Pick out every line holding the string "JSON" and copy it.

Dataset rows about figures:
——————————

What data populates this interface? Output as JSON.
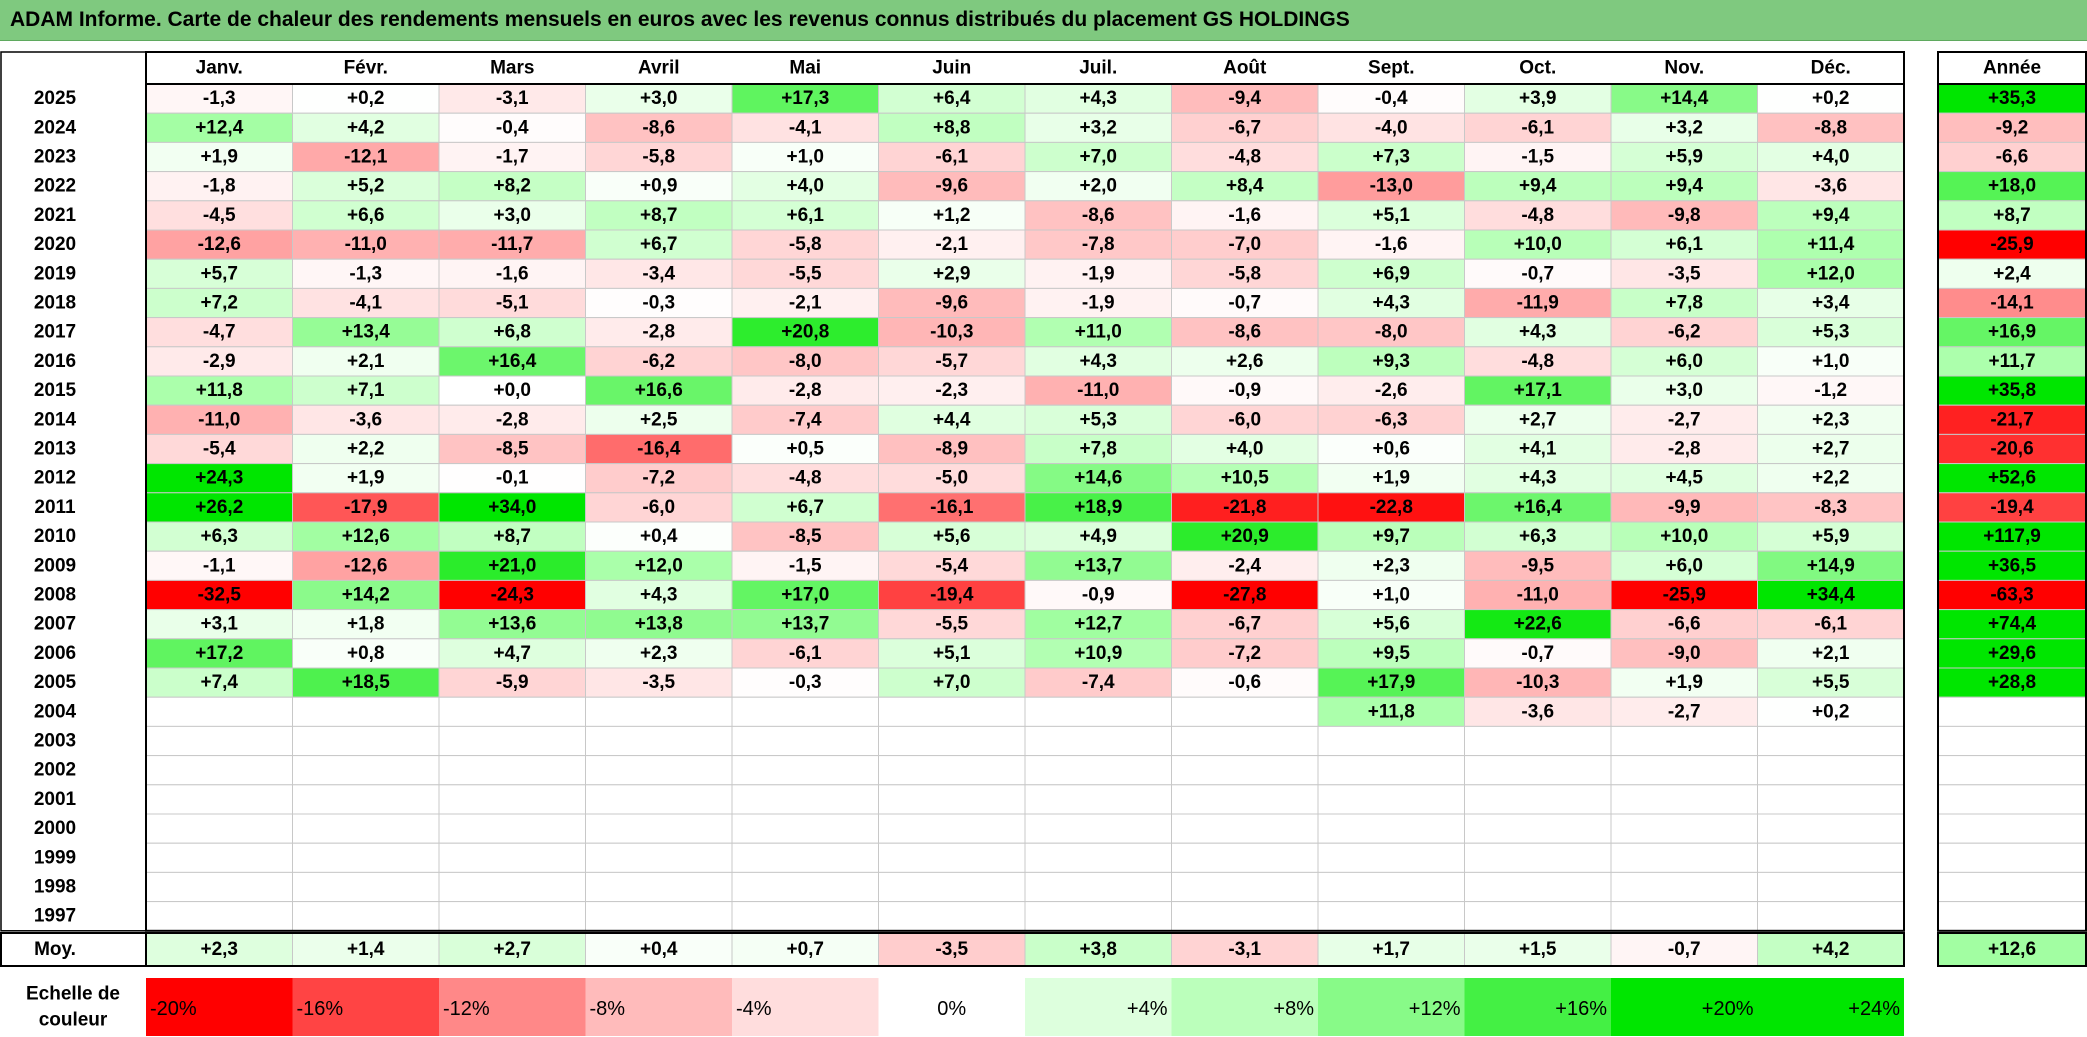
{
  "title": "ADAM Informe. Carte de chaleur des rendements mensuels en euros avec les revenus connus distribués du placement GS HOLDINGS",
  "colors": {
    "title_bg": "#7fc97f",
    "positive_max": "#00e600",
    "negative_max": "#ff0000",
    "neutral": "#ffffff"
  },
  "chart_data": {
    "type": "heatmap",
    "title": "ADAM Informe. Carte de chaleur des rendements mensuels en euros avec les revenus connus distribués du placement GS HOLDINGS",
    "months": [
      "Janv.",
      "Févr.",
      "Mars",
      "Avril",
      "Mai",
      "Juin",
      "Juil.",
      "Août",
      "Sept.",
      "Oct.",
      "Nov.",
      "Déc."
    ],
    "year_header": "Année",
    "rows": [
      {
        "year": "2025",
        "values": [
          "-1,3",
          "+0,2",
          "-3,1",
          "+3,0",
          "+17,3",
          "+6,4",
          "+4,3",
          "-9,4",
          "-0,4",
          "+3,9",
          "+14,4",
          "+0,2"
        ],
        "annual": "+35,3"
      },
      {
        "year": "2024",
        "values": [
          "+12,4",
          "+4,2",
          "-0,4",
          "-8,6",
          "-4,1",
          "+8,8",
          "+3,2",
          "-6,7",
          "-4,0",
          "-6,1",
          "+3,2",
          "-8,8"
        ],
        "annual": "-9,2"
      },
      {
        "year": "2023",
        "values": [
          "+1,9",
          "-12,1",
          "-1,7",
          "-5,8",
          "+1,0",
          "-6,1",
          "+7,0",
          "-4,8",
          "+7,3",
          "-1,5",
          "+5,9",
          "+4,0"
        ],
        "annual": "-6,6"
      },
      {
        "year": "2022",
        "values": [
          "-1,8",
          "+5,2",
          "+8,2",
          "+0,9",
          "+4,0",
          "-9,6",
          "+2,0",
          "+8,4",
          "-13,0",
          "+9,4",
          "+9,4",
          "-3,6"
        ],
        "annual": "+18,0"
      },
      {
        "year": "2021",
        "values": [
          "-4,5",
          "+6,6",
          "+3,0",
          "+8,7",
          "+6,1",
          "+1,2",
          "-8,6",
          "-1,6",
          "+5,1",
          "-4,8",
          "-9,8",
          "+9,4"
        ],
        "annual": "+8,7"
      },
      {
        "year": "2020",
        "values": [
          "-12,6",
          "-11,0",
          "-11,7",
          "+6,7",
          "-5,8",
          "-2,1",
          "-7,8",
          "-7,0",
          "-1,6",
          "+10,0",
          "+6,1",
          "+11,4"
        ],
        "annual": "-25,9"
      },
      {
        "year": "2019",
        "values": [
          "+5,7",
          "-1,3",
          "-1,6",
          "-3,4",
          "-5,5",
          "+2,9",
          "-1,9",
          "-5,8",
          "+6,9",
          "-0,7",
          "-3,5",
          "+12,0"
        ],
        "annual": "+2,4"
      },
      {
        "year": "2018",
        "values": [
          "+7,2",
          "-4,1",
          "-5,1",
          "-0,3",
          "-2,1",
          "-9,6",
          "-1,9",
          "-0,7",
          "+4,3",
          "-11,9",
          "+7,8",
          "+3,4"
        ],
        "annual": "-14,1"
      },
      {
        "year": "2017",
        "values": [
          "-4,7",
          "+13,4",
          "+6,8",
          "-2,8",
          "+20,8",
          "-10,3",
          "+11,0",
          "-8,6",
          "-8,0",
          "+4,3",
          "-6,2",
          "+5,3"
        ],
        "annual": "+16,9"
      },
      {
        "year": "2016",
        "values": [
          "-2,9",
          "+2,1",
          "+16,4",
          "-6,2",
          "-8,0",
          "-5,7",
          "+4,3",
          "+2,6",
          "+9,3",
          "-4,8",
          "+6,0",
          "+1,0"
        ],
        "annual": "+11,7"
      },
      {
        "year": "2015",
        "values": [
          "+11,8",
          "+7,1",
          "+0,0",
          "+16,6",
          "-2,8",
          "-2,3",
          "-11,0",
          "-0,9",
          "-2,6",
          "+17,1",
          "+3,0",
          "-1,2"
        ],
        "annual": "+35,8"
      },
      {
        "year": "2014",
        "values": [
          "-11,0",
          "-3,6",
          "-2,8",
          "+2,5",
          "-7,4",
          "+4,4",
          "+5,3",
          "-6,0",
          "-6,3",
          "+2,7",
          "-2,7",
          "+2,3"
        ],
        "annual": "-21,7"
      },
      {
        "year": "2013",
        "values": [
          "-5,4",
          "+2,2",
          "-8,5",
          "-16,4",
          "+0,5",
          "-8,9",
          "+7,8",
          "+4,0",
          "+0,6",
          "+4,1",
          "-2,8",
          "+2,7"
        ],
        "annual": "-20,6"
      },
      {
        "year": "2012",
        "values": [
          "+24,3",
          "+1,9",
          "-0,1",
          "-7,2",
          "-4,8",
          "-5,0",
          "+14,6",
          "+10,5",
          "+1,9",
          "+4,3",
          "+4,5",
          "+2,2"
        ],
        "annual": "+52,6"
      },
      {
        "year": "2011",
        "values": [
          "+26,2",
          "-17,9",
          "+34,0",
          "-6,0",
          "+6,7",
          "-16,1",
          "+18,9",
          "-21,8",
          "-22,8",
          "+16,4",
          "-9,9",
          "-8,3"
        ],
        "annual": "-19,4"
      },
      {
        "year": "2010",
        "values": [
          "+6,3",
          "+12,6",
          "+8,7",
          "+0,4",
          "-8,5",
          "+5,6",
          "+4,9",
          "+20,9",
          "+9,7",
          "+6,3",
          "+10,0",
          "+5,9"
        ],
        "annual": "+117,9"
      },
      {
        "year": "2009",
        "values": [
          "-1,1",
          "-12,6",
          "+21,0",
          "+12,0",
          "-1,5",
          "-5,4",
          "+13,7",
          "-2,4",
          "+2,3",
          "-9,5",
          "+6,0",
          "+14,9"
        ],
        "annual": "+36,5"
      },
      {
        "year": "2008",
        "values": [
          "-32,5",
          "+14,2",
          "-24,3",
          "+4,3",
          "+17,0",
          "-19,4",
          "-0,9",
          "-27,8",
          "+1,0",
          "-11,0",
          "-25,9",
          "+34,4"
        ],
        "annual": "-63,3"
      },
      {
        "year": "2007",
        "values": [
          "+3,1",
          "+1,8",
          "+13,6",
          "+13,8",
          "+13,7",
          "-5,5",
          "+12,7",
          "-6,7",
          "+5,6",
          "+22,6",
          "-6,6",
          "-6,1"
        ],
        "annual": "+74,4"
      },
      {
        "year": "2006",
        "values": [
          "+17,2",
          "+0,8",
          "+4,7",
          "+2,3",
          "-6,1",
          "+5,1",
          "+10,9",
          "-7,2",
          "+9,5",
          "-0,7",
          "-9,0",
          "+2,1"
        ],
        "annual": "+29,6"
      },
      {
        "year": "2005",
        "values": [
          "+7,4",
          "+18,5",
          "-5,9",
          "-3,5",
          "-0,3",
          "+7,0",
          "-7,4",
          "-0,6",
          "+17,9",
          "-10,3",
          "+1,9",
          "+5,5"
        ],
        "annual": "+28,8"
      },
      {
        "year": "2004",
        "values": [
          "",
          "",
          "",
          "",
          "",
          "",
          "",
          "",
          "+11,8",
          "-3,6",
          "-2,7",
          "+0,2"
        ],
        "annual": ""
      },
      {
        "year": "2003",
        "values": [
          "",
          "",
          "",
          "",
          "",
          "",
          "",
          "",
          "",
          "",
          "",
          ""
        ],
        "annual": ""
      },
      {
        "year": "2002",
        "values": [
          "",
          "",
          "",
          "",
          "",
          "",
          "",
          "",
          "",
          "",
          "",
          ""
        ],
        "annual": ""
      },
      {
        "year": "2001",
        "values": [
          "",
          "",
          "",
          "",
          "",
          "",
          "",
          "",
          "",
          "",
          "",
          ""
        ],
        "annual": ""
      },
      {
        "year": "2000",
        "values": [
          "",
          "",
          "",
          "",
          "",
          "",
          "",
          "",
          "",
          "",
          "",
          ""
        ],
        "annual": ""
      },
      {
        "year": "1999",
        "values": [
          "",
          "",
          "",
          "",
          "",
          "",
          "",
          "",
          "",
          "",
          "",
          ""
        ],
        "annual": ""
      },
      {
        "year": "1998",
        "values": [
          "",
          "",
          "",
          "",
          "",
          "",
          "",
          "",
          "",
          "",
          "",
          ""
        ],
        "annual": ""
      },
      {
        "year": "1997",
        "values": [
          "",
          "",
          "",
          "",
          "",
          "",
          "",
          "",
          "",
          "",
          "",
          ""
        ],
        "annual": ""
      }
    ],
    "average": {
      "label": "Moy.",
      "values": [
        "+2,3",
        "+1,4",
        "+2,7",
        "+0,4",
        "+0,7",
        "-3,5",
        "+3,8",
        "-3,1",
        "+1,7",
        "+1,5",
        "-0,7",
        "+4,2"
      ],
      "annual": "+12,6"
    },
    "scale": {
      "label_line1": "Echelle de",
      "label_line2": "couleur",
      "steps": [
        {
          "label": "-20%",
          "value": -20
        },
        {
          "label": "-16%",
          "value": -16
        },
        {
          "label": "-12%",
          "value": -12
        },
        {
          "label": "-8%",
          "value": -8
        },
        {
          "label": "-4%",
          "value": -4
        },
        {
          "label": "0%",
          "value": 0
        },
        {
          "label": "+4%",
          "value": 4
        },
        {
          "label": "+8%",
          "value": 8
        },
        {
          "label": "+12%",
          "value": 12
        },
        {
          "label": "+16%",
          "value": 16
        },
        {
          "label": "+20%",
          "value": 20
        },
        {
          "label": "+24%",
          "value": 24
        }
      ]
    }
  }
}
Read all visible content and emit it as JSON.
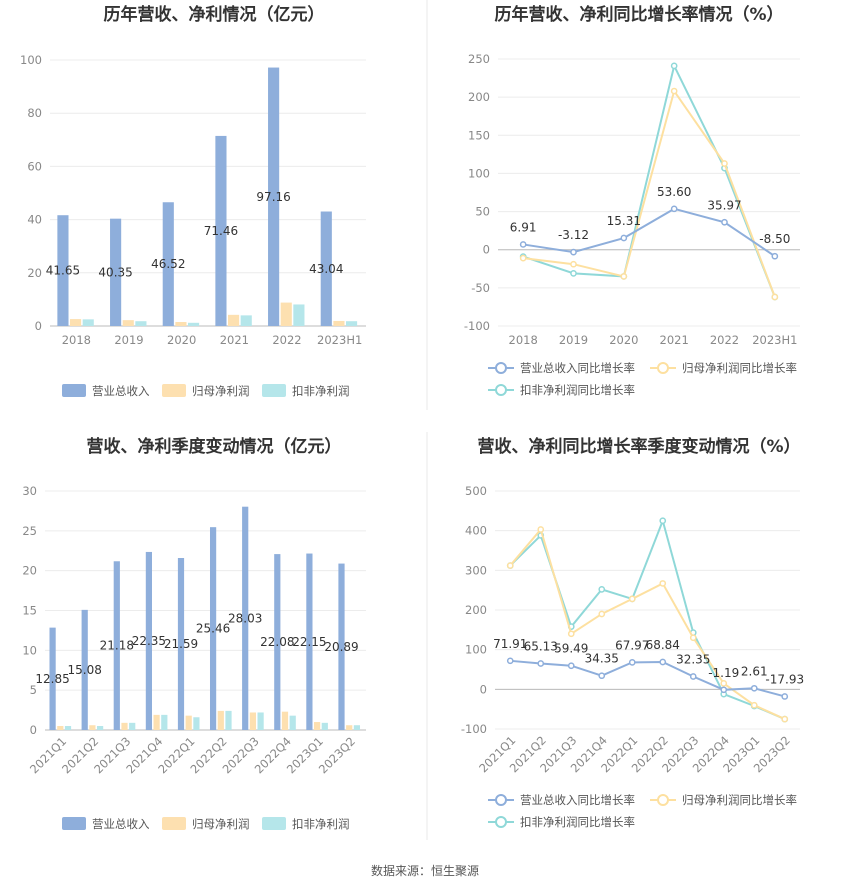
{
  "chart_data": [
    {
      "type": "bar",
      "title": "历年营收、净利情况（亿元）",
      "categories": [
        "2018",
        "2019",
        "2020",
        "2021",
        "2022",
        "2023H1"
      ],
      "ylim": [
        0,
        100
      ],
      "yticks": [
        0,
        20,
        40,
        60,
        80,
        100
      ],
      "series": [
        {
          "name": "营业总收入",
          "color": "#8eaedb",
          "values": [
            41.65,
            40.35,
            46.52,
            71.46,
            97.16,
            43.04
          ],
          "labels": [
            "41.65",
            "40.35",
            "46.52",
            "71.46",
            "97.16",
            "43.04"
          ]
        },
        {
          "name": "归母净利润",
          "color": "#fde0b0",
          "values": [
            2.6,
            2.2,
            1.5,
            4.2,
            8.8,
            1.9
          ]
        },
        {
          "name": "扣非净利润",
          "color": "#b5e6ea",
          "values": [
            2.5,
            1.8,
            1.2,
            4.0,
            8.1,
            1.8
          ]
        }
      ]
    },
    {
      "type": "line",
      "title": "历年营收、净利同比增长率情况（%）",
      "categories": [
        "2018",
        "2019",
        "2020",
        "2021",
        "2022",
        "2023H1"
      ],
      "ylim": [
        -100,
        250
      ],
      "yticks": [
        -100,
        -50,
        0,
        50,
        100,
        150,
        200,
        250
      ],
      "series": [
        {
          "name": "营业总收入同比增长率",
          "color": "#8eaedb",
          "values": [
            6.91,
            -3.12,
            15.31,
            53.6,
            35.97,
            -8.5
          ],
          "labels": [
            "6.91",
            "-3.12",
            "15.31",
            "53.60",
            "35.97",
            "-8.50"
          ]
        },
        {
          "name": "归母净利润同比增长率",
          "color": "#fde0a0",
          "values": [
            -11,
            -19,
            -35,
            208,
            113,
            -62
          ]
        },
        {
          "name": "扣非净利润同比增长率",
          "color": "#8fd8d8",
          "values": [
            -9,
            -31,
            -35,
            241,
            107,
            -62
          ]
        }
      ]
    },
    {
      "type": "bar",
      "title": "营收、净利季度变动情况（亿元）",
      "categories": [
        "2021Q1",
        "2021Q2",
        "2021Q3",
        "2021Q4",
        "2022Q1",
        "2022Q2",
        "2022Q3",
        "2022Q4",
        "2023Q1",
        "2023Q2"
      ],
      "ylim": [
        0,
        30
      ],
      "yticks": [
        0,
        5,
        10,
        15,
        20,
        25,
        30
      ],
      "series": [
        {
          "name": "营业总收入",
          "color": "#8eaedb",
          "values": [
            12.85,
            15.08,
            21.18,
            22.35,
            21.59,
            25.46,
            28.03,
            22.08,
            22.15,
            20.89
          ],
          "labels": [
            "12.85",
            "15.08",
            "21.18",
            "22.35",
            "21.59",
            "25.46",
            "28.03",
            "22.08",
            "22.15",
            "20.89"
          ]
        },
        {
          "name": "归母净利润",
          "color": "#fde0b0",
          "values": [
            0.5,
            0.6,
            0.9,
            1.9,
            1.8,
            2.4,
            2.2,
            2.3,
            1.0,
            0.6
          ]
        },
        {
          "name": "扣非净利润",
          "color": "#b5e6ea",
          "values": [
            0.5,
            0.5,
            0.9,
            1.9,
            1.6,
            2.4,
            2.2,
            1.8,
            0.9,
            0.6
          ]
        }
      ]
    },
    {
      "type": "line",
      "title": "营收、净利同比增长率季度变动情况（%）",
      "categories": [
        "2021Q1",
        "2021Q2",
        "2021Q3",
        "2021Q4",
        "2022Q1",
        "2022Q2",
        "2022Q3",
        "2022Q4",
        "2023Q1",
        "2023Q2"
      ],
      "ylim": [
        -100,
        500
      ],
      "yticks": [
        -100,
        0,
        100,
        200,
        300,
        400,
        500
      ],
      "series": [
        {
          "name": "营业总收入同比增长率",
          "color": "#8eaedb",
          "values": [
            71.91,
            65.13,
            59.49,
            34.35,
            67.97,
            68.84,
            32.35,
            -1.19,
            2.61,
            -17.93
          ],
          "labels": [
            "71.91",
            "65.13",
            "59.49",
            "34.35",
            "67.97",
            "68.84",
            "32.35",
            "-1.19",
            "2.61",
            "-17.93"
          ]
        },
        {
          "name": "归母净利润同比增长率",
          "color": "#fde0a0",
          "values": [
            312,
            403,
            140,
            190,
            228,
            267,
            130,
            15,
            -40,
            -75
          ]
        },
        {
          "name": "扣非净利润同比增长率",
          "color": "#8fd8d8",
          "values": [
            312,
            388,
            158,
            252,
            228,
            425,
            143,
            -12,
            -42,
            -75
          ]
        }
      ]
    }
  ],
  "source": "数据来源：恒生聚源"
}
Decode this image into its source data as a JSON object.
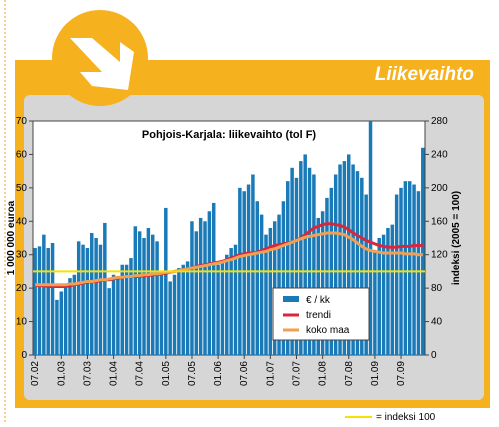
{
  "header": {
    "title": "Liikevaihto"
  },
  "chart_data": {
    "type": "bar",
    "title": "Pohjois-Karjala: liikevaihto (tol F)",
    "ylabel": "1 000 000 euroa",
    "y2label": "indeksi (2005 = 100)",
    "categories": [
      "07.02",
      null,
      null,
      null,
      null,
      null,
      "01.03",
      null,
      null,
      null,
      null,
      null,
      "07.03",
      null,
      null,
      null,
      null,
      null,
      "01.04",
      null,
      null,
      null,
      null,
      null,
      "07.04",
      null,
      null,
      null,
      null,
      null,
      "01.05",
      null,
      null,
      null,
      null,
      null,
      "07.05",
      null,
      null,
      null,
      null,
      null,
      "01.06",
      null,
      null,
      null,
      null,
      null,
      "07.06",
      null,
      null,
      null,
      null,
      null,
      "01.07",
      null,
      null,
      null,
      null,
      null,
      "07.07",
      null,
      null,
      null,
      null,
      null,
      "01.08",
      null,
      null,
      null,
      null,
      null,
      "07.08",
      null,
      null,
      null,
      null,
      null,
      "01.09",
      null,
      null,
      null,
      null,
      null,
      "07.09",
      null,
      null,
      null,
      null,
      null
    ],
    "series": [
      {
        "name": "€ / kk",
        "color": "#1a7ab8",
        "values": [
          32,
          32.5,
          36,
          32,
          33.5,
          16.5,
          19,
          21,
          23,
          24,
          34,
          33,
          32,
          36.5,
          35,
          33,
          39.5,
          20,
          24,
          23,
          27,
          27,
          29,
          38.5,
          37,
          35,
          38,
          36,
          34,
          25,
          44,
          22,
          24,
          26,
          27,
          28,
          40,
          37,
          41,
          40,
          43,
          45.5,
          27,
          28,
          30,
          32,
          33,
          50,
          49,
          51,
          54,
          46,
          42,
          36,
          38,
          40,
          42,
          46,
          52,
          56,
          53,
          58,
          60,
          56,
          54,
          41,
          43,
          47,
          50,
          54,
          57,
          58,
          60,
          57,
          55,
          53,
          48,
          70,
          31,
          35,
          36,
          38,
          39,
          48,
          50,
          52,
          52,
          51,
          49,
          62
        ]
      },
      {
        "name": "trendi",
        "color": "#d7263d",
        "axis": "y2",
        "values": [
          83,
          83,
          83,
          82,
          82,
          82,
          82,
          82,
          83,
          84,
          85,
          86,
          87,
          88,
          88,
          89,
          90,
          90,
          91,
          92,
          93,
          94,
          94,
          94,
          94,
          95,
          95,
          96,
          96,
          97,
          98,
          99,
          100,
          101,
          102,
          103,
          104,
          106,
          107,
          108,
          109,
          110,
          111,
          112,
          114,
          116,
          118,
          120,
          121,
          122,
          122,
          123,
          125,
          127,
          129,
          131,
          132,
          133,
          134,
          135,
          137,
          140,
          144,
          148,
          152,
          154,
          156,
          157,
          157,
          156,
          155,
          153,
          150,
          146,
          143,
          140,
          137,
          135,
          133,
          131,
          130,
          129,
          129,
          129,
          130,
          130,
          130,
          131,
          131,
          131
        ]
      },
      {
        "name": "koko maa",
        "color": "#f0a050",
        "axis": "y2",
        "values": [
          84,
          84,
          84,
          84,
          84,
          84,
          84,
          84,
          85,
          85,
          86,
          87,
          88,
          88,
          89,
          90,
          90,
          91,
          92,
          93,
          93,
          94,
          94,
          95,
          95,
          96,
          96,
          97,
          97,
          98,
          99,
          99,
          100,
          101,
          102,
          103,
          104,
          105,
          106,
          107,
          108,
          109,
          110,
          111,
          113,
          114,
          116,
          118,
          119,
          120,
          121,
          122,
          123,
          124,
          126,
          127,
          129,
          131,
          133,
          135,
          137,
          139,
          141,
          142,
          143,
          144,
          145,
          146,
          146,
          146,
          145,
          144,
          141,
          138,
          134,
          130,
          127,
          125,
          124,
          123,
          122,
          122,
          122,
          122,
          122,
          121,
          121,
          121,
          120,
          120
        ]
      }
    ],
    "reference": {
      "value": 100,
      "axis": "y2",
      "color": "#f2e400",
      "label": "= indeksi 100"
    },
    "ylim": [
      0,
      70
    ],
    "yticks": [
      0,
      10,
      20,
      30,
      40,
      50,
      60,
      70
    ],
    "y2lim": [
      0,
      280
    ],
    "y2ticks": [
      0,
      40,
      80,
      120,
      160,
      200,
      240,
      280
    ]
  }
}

——————————

**Result of this exercise**
What data populates this interface? Output as JSON.
Read all visible content and emit it as JSON.
Decode this image into its source data as a JSON object.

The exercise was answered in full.